*EXERCISE AIM*
Work through the listing below and count the lines that hold "statistics". Answer with the number alone.

Records from a dataset
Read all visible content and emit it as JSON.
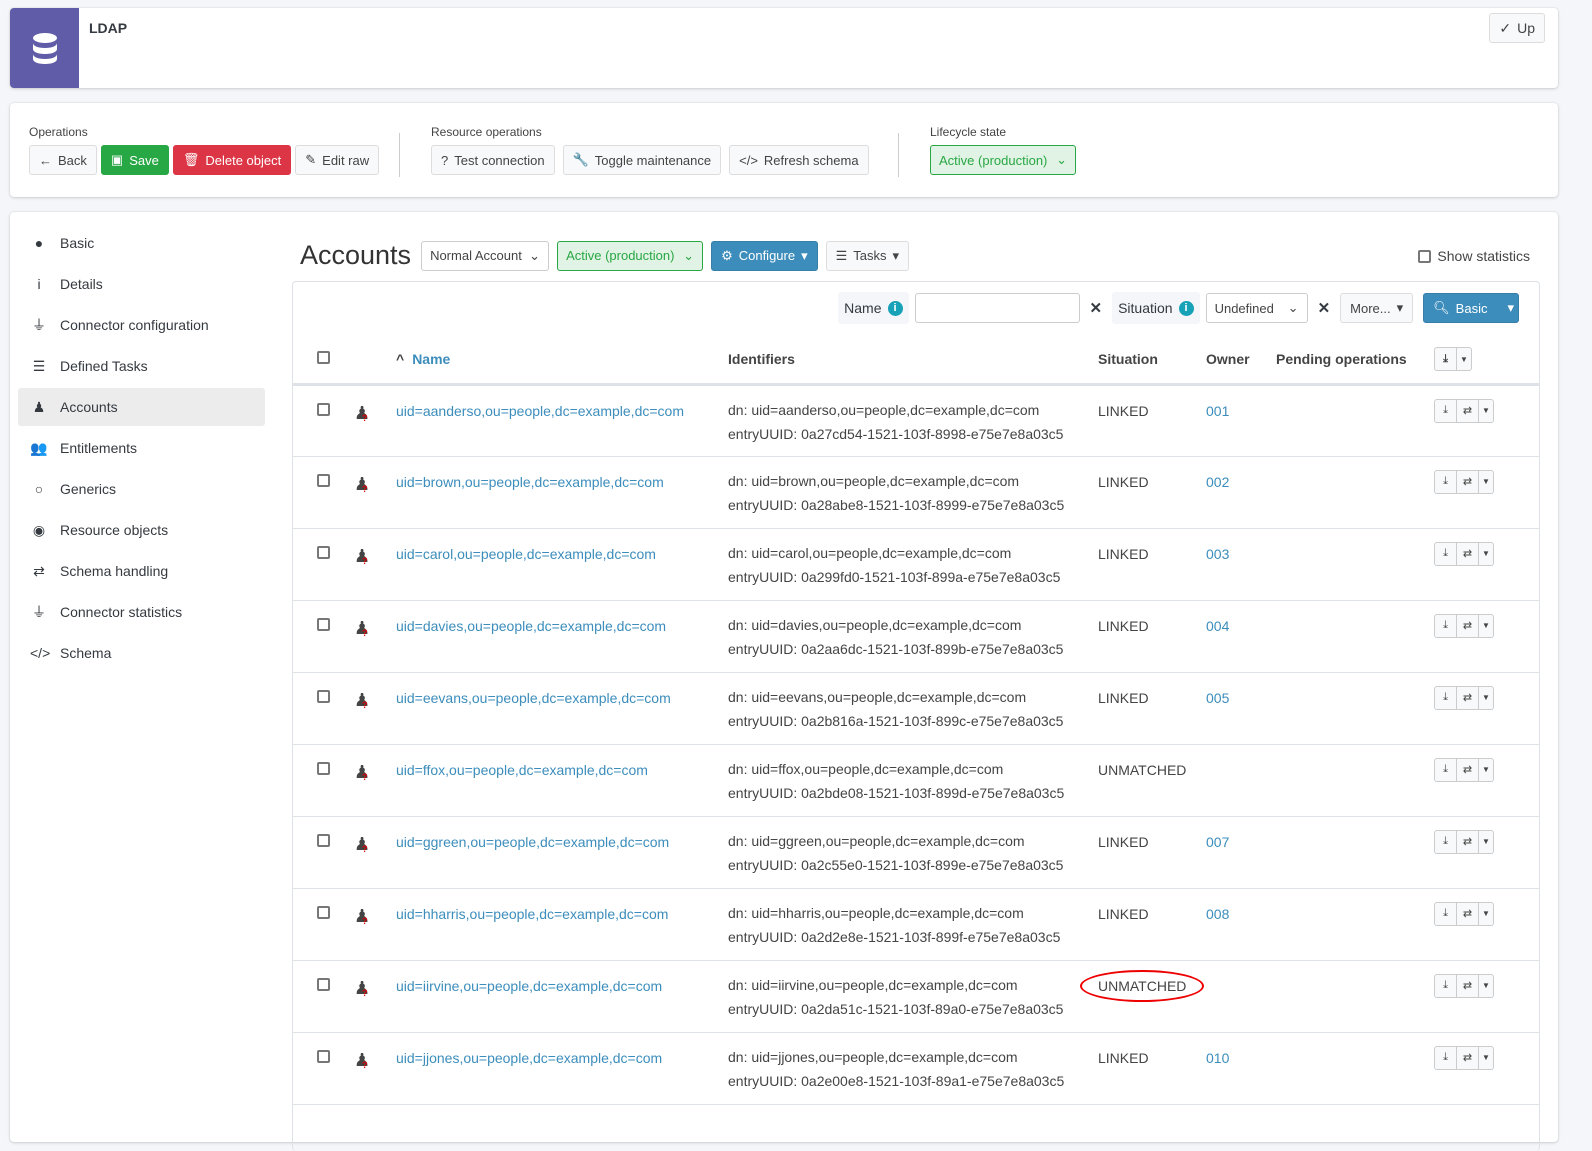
{
  "header": {
    "title": "LDAP",
    "up_label": "Up"
  },
  "operations": {
    "label": "Operations",
    "back": "Back",
    "save": "Save",
    "delete": "Delete object",
    "edit_raw": "Edit raw"
  },
  "resource_operations": {
    "label": "Resource operations",
    "test": "Test connection",
    "toggle": "Toggle maintenance",
    "refresh": "Refresh schema"
  },
  "lifecycle": {
    "label": "Lifecycle state",
    "value": "Active (production)"
  },
  "sidebar": {
    "items": [
      {
        "label": "Basic",
        "icon": "●"
      },
      {
        "label": "Details",
        "icon": "i"
      },
      {
        "label": "Connector configuration",
        "icon": "⏚"
      },
      {
        "label": "Defined Tasks",
        "icon": "☰"
      },
      {
        "label": "Accounts",
        "icon": "♟"
      },
      {
        "label": "Entitlements",
        "icon": "👥"
      },
      {
        "label": "Generics",
        "icon": "○"
      },
      {
        "label": "Resource objects",
        "icon": "◉"
      },
      {
        "label": "Schema handling",
        "icon": "⇄"
      },
      {
        "label": "Connector statistics",
        "icon": "⏚"
      },
      {
        "label": "Schema",
        "icon": "</>"
      }
    ]
  },
  "accounts": {
    "title": "Accounts",
    "kind": "Normal Account",
    "lifecycle": "Active (production)",
    "configure": "Configure",
    "tasks": "Tasks",
    "show_statistics": "Show statistics"
  },
  "filters": {
    "name_label": "Name",
    "name_value": "",
    "situation_label": "Situation",
    "situation_value": "Undefined",
    "more": "More...",
    "search": "Basic"
  },
  "columns": {
    "name": "Name",
    "identifiers": "Identifiers",
    "situation": "Situation",
    "owner": "Owner",
    "pending": "Pending operations"
  },
  "rows": [
    {
      "name": "uid=aanderso,ou=people,dc=example,dc=com",
      "dn": "dn: uid=aanderso,ou=people,dc=example,dc=com",
      "uuid": "entryUUID: 0a27cd54-1521-103f-8998-e75e7e8a03c5",
      "situation": "LINKED",
      "owner": "001"
    },
    {
      "name": "uid=brown,ou=people,dc=example,dc=com",
      "dn": "dn: uid=brown,ou=people,dc=example,dc=com",
      "uuid": "entryUUID: 0a28abe8-1521-103f-8999-e75e7e8a03c5",
      "situation": "LINKED",
      "owner": "002"
    },
    {
      "name": "uid=carol,ou=people,dc=example,dc=com",
      "dn": "dn: uid=carol,ou=people,dc=example,dc=com",
      "uuid": "entryUUID: 0a299fd0-1521-103f-899a-e75e7e8a03c5",
      "situation": "LINKED",
      "owner": "003"
    },
    {
      "name": "uid=davies,ou=people,dc=example,dc=com",
      "dn": "dn: uid=davies,ou=people,dc=example,dc=com",
      "uuid": "entryUUID: 0a2aa6dc-1521-103f-899b-e75e7e8a03c5",
      "situation": "LINKED",
      "owner": "004"
    },
    {
      "name": "uid=eevans,ou=people,dc=example,dc=com",
      "dn": "dn: uid=eevans,ou=people,dc=example,dc=com",
      "uuid": "entryUUID: 0a2b816a-1521-103f-899c-e75e7e8a03c5",
      "situation": "LINKED",
      "owner": "005"
    },
    {
      "name": "uid=ffox,ou=people,dc=example,dc=com",
      "dn": "dn: uid=ffox,ou=people,dc=example,dc=com",
      "uuid": "entryUUID: 0a2bde08-1521-103f-899d-e75e7e8a03c5",
      "situation": "UNMATCHED",
      "owner": ""
    },
    {
      "name": "uid=ggreen,ou=people,dc=example,dc=com",
      "dn": "dn: uid=ggreen,ou=people,dc=example,dc=com",
      "uuid": "entryUUID: 0a2c55e0-1521-103f-899e-e75e7e8a03c5",
      "situation": "LINKED",
      "owner": "007"
    },
    {
      "name": "uid=hharris,ou=people,dc=example,dc=com",
      "dn": "dn: uid=hharris,ou=people,dc=example,dc=com",
      "uuid": "entryUUID: 0a2d2e8e-1521-103f-899f-e75e7e8a03c5",
      "situation": "LINKED",
      "owner": "008"
    },
    {
      "name": "uid=iirvine,ou=people,dc=example,dc=com",
      "dn": "dn: uid=iirvine,ou=people,dc=example,dc=com",
      "uuid": "entryUUID: 0a2da51c-1521-103f-89a0-e75e7e8a03c5",
      "situation": "UNMATCHED",
      "owner": "",
      "highlighted": true
    },
    {
      "name": "uid=jjones,ou=people,dc=example,dc=com",
      "dn": "dn: uid=jjones,ou=people,dc=example,dc=com",
      "uuid": "entryUUID: 0a2e00e8-1521-103f-89a1-e75e7e8a03c5",
      "situation": "LINKED",
      "owner": "010"
    }
  ]
}
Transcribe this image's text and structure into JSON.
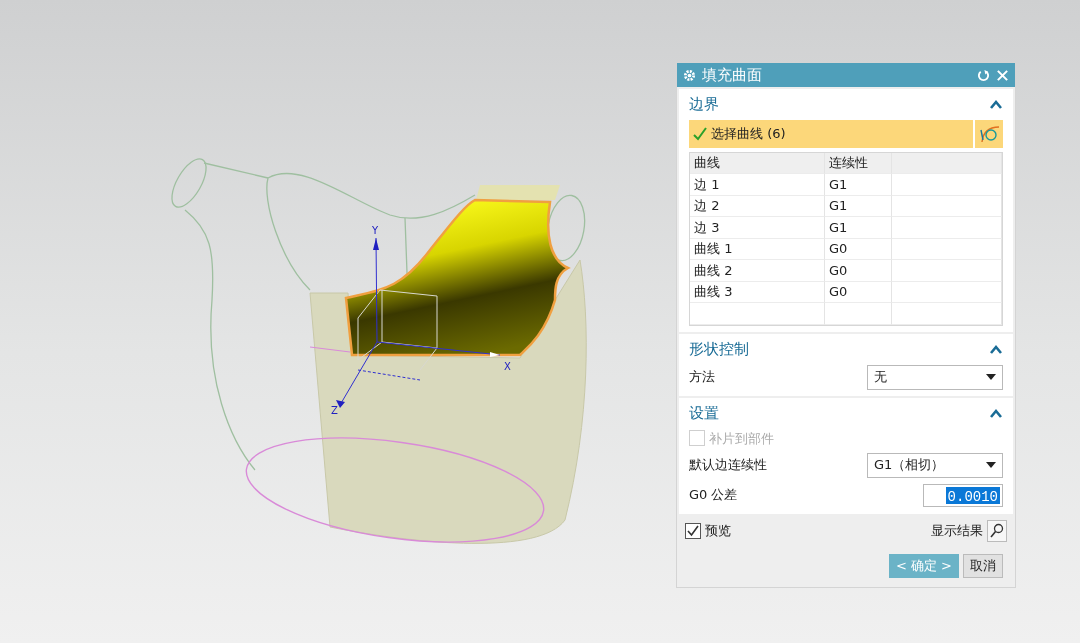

*SOLUTION TO THIS PROBLEM*
2